WORK REQUIRED: The entries below are to be written out again without alteration.

:: SUPPLIED RECORDS ::

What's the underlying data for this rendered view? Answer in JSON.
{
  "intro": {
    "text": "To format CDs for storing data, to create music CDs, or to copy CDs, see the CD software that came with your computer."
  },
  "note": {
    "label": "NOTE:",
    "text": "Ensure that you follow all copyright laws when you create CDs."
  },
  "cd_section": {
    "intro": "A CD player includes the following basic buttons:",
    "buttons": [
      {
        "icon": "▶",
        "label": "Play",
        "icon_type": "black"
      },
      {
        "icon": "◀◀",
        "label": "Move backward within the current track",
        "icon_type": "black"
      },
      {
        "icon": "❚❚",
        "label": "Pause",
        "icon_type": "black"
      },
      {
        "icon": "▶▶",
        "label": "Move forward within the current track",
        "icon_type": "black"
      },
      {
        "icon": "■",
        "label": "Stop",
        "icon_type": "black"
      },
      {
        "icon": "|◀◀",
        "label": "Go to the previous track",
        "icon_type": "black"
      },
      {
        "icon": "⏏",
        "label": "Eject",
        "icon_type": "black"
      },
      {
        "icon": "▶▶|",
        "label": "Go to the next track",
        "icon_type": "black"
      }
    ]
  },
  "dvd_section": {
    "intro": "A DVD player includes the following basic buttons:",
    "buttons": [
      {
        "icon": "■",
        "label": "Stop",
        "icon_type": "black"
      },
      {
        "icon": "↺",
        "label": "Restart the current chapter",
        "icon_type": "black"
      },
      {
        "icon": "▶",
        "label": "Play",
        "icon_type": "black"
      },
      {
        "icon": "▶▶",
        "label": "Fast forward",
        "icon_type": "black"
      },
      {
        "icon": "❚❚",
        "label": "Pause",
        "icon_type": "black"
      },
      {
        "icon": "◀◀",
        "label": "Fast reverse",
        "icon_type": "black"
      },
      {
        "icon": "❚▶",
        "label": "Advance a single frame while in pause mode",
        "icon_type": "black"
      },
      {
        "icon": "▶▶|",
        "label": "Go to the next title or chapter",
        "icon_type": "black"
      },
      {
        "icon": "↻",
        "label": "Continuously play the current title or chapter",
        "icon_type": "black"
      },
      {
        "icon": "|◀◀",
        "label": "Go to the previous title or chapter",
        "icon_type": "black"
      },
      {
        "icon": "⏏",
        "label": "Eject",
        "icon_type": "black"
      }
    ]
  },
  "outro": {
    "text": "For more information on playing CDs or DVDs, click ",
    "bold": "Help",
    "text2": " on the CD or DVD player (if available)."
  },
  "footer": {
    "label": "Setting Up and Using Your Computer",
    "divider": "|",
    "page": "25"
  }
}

:::

SOLUTION FOR THIS PROBLEM:
What's the underlying data for this rendered view? Answer in JSON.
{
  "intro": {
    "text": "To format CDs for storing data, to create music CDs, or to copy CDs, see the CD software that came with your computer."
  },
  "note": {
    "label": "NOTE:",
    "text": "Ensure that you follow all copyright laws when you create CDs."
  },
  "cd_section": {
    "intro": "A CD player includes the following basic buttons:",
    "buttons": [
      {
        "icon": "▶",
        "label": "Play",
        "icon_type": "black"
      },
      {
        "icon": "◀◀",
        "label": "Move backward within the current track",
        "icon_type": "black"
      },
      {
        "icon": "❚❚",
        "label": "Pause",
        "icon_type": "black"
      },
      {
        "icon": "▶▶",
        "label": "Move forward within the current track",
        "icon_type": "black"
      },
      {
        "icon": "■",
        "label": "Stop",
        "icon_type": "black"
      },
      {
        "icon": "|◀◀",
        "label": "Go to the previous track",
        "icon_type": "black"
      },
      {
        "icon": "⏏",
        "label": "Eject",
        "icon_type": "black"
      },
      {
        "icon": "▶▶|",
        "label": "Go to the next track",
        "icon_type": "black"
      }
    ]
  },
  "dvd_section": {
    "intro": "A DVD player includes the following basic buttons:",
    "buttons": [
      {
        "icon": "■",
        "label": "Stop",
        "icon_type": "black"
      },
      {
        "icon": "↺",
        "label": "Restart the current chapter",
        "icon_type": "black"
      },
      {
        "icon": "▶",
        "label": "Play",
        "icon_type": "black"
      },
      {
        "icon": "▶▶",
        "label": "Fast forward",
        "icon_type": "black"
      },
      {
        "icon": "❚❚",
        "label": "Pause",
        "icon_type": "black"
      },
      {
        "icon": "◀◀",
        "label": "Fast reverse",
        "icon_type": "black"
      },
      {
        "icon": "❚▶",
        "label": "Advance a single frame while in pause mode",
        "icon_type": "black"
      },
      {
        "icon": "▶▶|",
        "label": "Go to the next title or chapter",
        "icon_type": "black"
      },
      {
        "icon": "↻",
        "label": "Continuously play the current title or chapter",
        "icon_type": "black"
      },
      {
        "icon": "|◀◀",
        "label": "Go to the previous title or chapter",
        "icon_type": "black"
      },
      {
        "icon": "⏏",
        "label": "Eject",
        "icon_type": "black"
      }
    ]
  },
  "outro": {
    "text": "For more information on playing CDs or DVDs, click ",
    "bold": "Help",
    "text2": " on the CD or DVD player (if available)."
  },
  "footer": {
    "label": "Setting Up and Using Your Computer",
    "divider": "|",
    "page": "25"
  }
}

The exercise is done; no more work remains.